* Data provided:
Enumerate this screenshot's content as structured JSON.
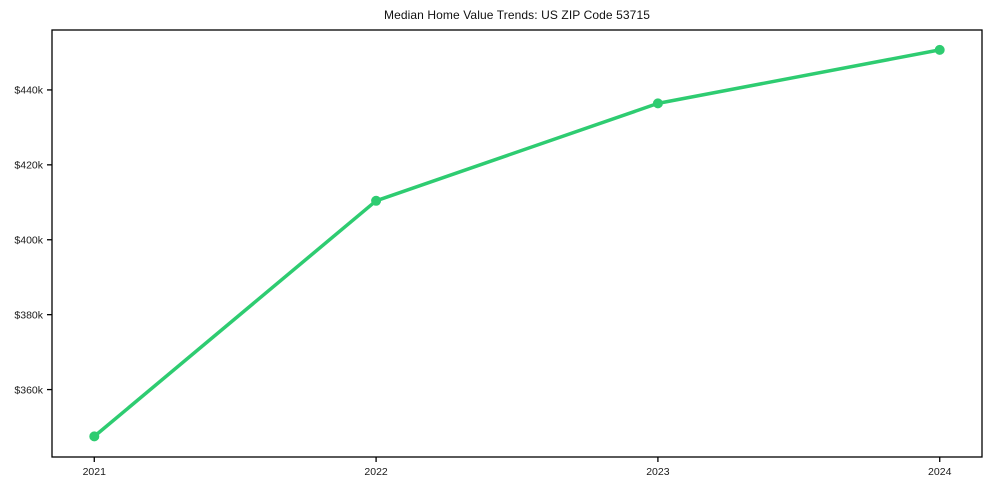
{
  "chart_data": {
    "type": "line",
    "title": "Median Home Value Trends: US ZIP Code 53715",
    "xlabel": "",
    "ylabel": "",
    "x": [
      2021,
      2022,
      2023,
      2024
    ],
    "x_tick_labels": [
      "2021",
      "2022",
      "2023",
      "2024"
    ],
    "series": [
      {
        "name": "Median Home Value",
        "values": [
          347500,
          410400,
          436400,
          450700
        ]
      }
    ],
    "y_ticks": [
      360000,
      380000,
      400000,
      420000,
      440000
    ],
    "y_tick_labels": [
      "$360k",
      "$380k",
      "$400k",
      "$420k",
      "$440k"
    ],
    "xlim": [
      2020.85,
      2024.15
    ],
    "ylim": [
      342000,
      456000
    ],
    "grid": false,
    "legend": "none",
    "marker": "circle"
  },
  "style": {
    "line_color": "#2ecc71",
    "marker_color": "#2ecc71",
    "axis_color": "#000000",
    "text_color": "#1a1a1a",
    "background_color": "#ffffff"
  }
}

* Problem statement: Restate the data above exactly, stripping out each image.

* Response to the task:
Enumerate this screenshot's content as structured JSON.
{
  "chart_data": {
    "type": "line",
    "title": "Median Home Value Trends: US ZIP Code 53715",
    "xlabel": "",
    "ylabel": "",
    "x": [
      2021,
      2022,
      2023,
      2024
    ],
    "x_tick_labels": [
      "2021",
      "2022",
      "2023",
      "2024"
    ],
    "series": [
      {
        "name": "Median Home Value",
        "values": [
          347500,
          410400,
          436400,
          450700
        ]
      }
    ],
    "y_ticks": [
      360000,
      380000,
      400000,
      420000,
      440000
    ],
    "y_tick_labels": [
      "$360k",
      "$380k",
      "$400k",
      "$420k",
      "$440k"
    ],
    "xlim": [
      2020.85,
      2024.15
    ],
    "ylim": [
      342000,
      456000
    ],
    "grid": false,
    "legend": "none",
    "marker": "circle"
  },
  "style": {
    "line_color": "#2ecc71",
    "marker_color": "#2ecc71",
    "axis_color": "#000000",
    "text_color": "#1a1a1a",
    "background_color": "#ffffff"
  }
}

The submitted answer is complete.